* [Prompt]: Copy out the rows word for word, starting at the one containing "compile-run-button[interactable]: Compile &" and ending at the one containing "theme-icon[interactable]: ◑ [768,98,772,104]", with both of those included.

* [Data extract]:
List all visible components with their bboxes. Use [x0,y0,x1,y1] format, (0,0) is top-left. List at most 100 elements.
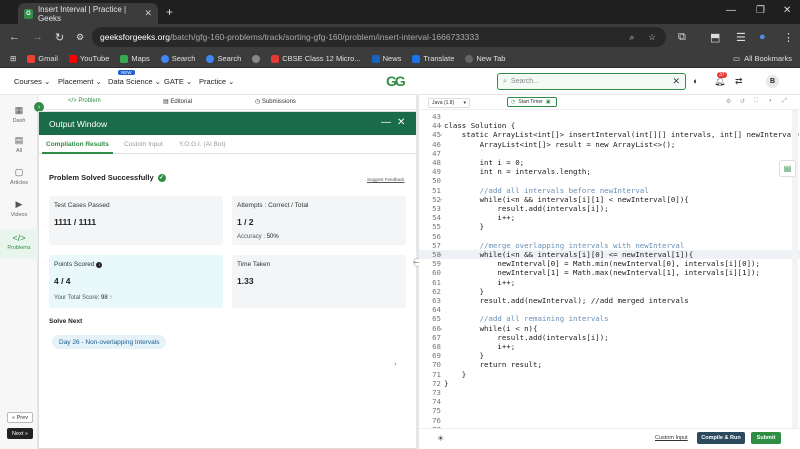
compile-run-button[interactable]: Compile & Run [697,432,745,444]
bulb-icon[interactable]: ☀ [437,434,444,443]
menu-placement[interactable]: Placement ⌄ [58,77,102,86]
bookmark-translate[interactable]: Translate [412,54,454,63]
new-tab-icon[interactable]: + [166,5,173,19]
time-card: Time Taken 1.33 [232,255,406,308]
bookmark-news[interactable]: News [371,54,401,63]
next-button[interactable]: Next » [7,428,33,439]
restore-icon[interactable]: ❐ [756,5,765,16]
menu-practice[interactable]: Practice ⌄ [199,77,234,86]
editor-scrollbar[interactable] [792,110,798,428]
line-number: 61 [432,277,441,287]
clear-search-icon[interactable]: ✕ [672,76,680,87]
menu-courses[interactable]: Courses ⌄ [14,77,50,86]
settings-icon[interactable]: ⚙ [726,98,731,105]
rail-item-articles[interactable]: ▢ Articles [0,167,38,195]
bookmark-search-1[interactable]: Search [160,54,195,63]
avatar[interactable]: B [766,75,779,88]
browser-tab[interactable]: G Insert Interval | Practice | Geeks ✕ [18,3,158,24]
site-search-input[interactable]: ⌕ Search... ✕ [497,73,686,90]
tab-yogi-bot[interactable]: Y.O.G.I. (AI Bot) [179,141,225,148]
expand-icon[interactable]: ⤢ [782,98,787,105]
dark-mode-icon[interactable]: ◐ [693,76,698,86]
tab-custom-input[interactable]: Custom Input [124,141,163,148]
code-editor[interactable]: 43 44 ⌄ class Solution {45 ⌄ static ArrayLis… [419,110,800,428]
profile-icon[interactable]: ● [759,31,766,43]
fullscreen-icon[interactable]: ⛶ [754,98,758,105]
search-placeholder: Search... [510,78,539,85]
translate-icon[interactable]: ⇄ [735,76,743,87]
google-icon [206,54,215,63]
close-tab-icon[interactable]: ✕ [144,8,152,19]
tab-editorial[interactable]: ▤ Editorial [163,98,192,105]
bookmark-globe[interactable] [252,54,261,63]
theme-icon[interactable]: ◑ [768,98,772,104]
language-select[interactable]: Java (1.8) ▾ [428,98,470,108]
bookmark-search-2[interactable]: Search [206,54,241,63]
chat-icon[interactable]: ▤ [779,160,796,177]
back-icon[interactable]: ← [9,31,20,43]
next-problem-chip[interactable]: Day 26 - Non-overlapping Intervals [52,335,167,349]
line-number: 76 [432,415,441,425]
menu-data-science[interactable]: Data Science ⌄ [108,77,161,86]
reset-icon[interactable]: ↺ [740,98,745,105]
line-number: 43 [432,112,441,121]
site-header: Courses ⌄ Placement ⌄ NEW Data Science ⌄ GA… [0,68,800,95]
rail-item-problems[interactable]: </> Problems [0,229,38,259]
url-field[interactable]: geeksforgeeks.org/batch/gfg-160-problems… [92,27,666,47]
minimize-icon[interactable]: — [726,5,736,16]
code-line: i++; [444,213,516,223]
line-number: 51 [432,185,441,195]
accuracy-value: 50% [266,234,279,240]
tab-problem[interactable]: </> Problem [68,98,101,104]
line-number: 74 [432,397,441,407]
tab-compilation-results[interactable]: Compilation Results [42,141,113,154]
forward-icon[interactable]: → [32,31,43,43]
menu-icon[interactable]: ⋮ [783,31,794,44]
fold-icon[interactable]: ⌄ [439,324,443,331]
bookmark-youtube[interactable]: YouTube [68,54,109,63]
rail-item-all[interactable]: ▤ All [0,135,38,163]
folder-icon: ▭ [732,54,741,63]
minimize-output-icon[interactable]: — [381,117,391,128]
extensions-icon[interactable]: ⧉ [678,31,686,44]
info-icon[interactable]: i [96,262,103,268]
menu-gate[interactable]: GATE ⌄ [164,77,192,86]
zoom-icon[interactable]: ⌕ [630,32,635,43]
code-line: i++; [444,277,516,287]
apps-icon[interactable]: ⊞ [10,54,16,63]
points-card: Points Scored i 4 / 4 Your Total Score: 9… [49,255,223,308]
line-number: 65 [432,314,441,324]
feedback-link[interactable]: Suggest Feedback [367,177,405,182]
star-icon[interactable]: ☆ [648,32,656,43]
all-bookmarks[interactable]: ▭ All Bookmarks [733,54,792,63]
close-output-icon[interactable]: ✕ [397,117,405,128]
fold-icon[interactable]: ⌄ [439,130,443,137]
line-number: 70 [432,360,441,370]
close-window-icon[interactable]: ✕ [783,5,791,16]
tab-submissions[interactable]: ◷ Submissions [255,98,296,105]
download-icon[interactable]: ⬒ [710,31,720,44]
rail-item-dash[interactable]: ▦ Dash [0,105,38,133]
bookmark-gmail[interactable]: Gmail [27,54,58,63]
start-timer-button[interactable]: ◷ Start Timer ▣ [507,97,557,107]
fold-icon[interactable]: ⌄ [439,195,443,202]
bookmark-cbse[interactable]: CBSE Class 12 Micro... [271,54,361,63]
bookmark-maps[interactable]: Maps [120,54,150,63]
reload-icon[interactable]: ↻ [55,31,64,44]
rail-item-videos[interactable]: ▶ Videos [0,199,38,227]
gfg-favicon-icon: G [24,8,33,19]
line-number: 53 [432,204,441,213]
submit-button[interactable]: Submit [751,432,781,444]
prev-button[interactable]: « Prev [7,412,33,423]
line-number: 64 [432,305,441,315]
bookmark-newtab[interactable]: New Tab [465,54,505,63]
test-cases-value: 1111 / 1111 [54,217,97,227]
gfg-logo[interactable]: GG [386,73,406,89]
tabsearch-icon[interactable]: ☰ [736,31,746,44]
fold-icon[interactable]: ⌄ [439,121,443,128]
problem-tabs: </> Problem ▤ Editorial ◷ Submissions [38,95,417,110]
site-info-icon[interactable]: ⚙ [76,32,84,43]
fold-icon[interactable]: ⌄ [439,250,443,257]
chevron-right-icon[interactable]: › [394,359,397,368]
custom-input-link[interactable]: Custom Input [655,435,688,441]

* [Solution]:
compile-run-button[interactable]: Compile & Run [697,432,745,444]
bulb-icon[interactable]: ☀ [437,434,444,443]
menu-placement[interactable]: Placement ⌄ [58,77,102,86]
bookmark-translate[interactable]: Translate [412,54,454,63]
new-tab-icon[interactable]: + [166,5,173,19]
time-card: Time Taken 1.33 [232,255,406,308]
bookmark-news[interactable]: News [371,54,401,63]
next-button[interactable]: Next » [7,428,33,439]
restore-icon[interactable]: ❐ [756,5,765,16]
menu-practice[interactable]: Practice ⌄ [199,77,234,86]
editor-scrollbar[interactable] [792,110,798,428]
line-number: 61 [432,277,441,287]
clear-search-icon[interactable]: ✕ [672,76,680,87]
menu-courses[interactable]: Courses ⌄ [14,77,50,86]
settings-icon[interactable]: ⚙ [726,98,731,105]
rail-item-articles[interactable]: ▢ Articles [0,167,38,195]
bookmark-search-1[interactable]: Search [160,54,195,63]
avatar[interactable]: B [766,75,779,88]
browser-tab[interactable]: G Insert Interval | Practice | Geeks ✕ [18,3,158,24]
site-search-input[interactable]: ⌕ Search... ✕ [497,73,686,90]
tab-yogi-bot[interactable]: Y.O.G.I. (AI Bot) [179,141,225,148]
expand-icon[interactable]: ⤢ [782,98,787,105]
dark-mode-icon[interactable]: ◐ [693,76,698,86]
tab-custom-input[interactable]: Custom Input [124,141,163,148]
code-editor[interactable]: 43 44 ⌄ class Solution {45 ⌄ static ArrayLis… [419,110,800,428]
profile-icon[interactable]: ● [759,31,766,43]
fullscreen-icon[interactable]: ⛶ [754,98,758,105]
search-placeholder: Search... [510,78,539,85]
translate-icon[interactable]: ⇄ [735,76,743,87]
google-icon [206,54,215,63]
close-tab-icon[interactable]: ✕ [144,8,152,19]
tab-editorial[interactable]: ▤ Editorial [163,98,192,105]
bookmark-globe[interactable] [252,54,261,63]
theme-icon[interactable]: ◑ [768,98,772,104]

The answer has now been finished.